# PROBLEM
Give back all the data exactly, line by line.
───── DATA
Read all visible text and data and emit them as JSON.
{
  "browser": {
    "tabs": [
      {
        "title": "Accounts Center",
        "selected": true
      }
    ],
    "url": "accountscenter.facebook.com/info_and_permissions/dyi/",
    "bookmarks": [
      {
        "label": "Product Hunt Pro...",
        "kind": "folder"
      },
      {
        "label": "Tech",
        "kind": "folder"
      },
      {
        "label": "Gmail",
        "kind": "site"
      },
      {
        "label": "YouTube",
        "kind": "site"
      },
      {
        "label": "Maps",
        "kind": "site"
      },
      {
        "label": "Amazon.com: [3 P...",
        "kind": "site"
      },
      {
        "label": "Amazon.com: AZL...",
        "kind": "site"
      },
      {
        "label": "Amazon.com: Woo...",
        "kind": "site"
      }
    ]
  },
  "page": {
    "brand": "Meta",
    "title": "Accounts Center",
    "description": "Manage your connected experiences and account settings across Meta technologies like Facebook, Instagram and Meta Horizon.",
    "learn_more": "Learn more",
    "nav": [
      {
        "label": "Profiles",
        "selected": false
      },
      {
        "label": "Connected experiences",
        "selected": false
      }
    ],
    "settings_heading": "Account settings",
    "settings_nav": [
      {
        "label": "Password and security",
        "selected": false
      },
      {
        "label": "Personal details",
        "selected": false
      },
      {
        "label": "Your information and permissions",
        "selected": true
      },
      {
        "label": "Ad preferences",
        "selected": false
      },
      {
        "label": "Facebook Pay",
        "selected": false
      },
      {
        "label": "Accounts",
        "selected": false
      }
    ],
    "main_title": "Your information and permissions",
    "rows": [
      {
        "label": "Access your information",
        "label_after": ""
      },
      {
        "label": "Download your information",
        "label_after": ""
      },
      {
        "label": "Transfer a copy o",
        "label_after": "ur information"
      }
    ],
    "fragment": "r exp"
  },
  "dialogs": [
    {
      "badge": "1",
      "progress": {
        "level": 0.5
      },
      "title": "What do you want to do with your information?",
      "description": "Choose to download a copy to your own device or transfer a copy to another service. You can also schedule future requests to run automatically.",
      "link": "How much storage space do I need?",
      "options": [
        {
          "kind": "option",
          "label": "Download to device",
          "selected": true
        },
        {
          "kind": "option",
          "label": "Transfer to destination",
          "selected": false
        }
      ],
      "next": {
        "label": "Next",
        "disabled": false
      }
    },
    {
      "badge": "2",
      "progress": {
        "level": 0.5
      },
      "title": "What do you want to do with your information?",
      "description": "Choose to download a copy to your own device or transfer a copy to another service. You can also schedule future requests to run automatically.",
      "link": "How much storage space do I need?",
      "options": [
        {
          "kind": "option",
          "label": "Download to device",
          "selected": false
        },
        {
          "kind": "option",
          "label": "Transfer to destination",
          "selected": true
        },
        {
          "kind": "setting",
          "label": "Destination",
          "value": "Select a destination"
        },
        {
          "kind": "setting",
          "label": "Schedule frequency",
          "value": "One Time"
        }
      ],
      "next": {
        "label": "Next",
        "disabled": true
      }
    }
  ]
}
──────────
# FINISHED EXERCISE
Read all visible text and data and emit them as JSON.
{
  "browser": {
    "tabs": [
      {
        "title": "Accounts Center",
        "selected": true
      }
    ],
    "url": "accountscenter.facebook.com/info_and_permissions/dyi/",
    "bookmarks": [
      {
        "label": "Product Hunt Pro...",
        "kind": "folder"
      },
      {
        "label": "Tech",
        "kind": "folder"
      },
      {
        "label": "Gmail",
        "kind": "site"
      },
      {
        "label": "YouTube",
        "kind": "site"
      },
      {
        "label": "Maps",
        "kind": "site"
      },
      {
        "label": "Amazon.com: [3 P...",
        "kind": "site"
      },
      {
        "label": "Amazon.com: AZL...",
        "kind": "site"
      },
      {
        "label": "Amazon.com: Woo...",
        "kind": "site"
      }
    ]
  },
  "page": {
    "brand": "Meta",
    "title": "Accounts Center",
    "description": "Manage your connected experiences and account settings across Meta technologies like Facebook, Instagram and Meta Horizon.",
    "learn_more": "Learn more",
    "nav": [
      {
        "label": "Profiles",
        "selected": false
      },
      {
        "label": "Connected experiences",
        "selected": false
      }
    ],
    "settings_heading": "Account settings",
    "settings_nav": [
      {
        "label": "Password and security",
        "selected": false
      },
      {
        "label": "Personal details",
        "selected": false
      },
      {
        "label": "Your information and permissions",
        "selected": true
      },
      {
        "label": "Ad preferences",
        "selected": false
      },
      {
        "label": "Facebook Pay",
        "selected": false
      },
      {
        "label": "Accounts",
        "selected": false
      }
    ],
    "main_title": "Your information and permissions",
    "rows": [
      {
        "label": "Access your information",
        "label_after": ""
      },
      {
        "label": "Download your information",
        "label_after": ""
      },
      {
        "label": "Transfer a copy o",
        "label_after": "ur information"
      }
    ],
    "fragment": "r exp"
  },
  "dialogs": [
    {
      "badge": "1",
      "progress": {
        "level": 0.5
      },
      "title": "What do you want to do with your information?",
      "description": "Choose to download a copy to your own device or transfer a copy to another service. You can also schedule future requests to run automatically.",
      "link": "How much storage space do I need?",
      "options": [
        {
          "kind": "option",
          "label": "Download to device",
          "selected": true
        },
        {
          "kind": "option",
          "label": "Transfer to destination",
          "selected": false
        }
      ],
      "next": {
        "label": "Next",
        "disabled": false
      }
    },
    {
      "badge": "2",
      "progress": {
        "level": 0.5
      },
      "title": "What do you want to do with your information?",
      "description": "Choose to download a copy to your own device or transfer a copy to another service. You can also schedule future requests to run automatically.",
      "link": "How much storage space do I need?",
      "options": [
        {
          "kind": "option",
          "label": "Download to device",
          "selected": false
        },
        {
          "kind": "option",
          "label": "Transfer to destination",
          "selected": true
        },
        {
          "kind": "setting",
          "label": "Destination",
          "value": "Select a destination"
        },
        {
          "kind": "setting",
          "label": "Schedule frequency",
          "value": "One Time"
        }
      ],
      "next": {
        "label": "Next",
        "disabled": true
      }
    }
  ]
}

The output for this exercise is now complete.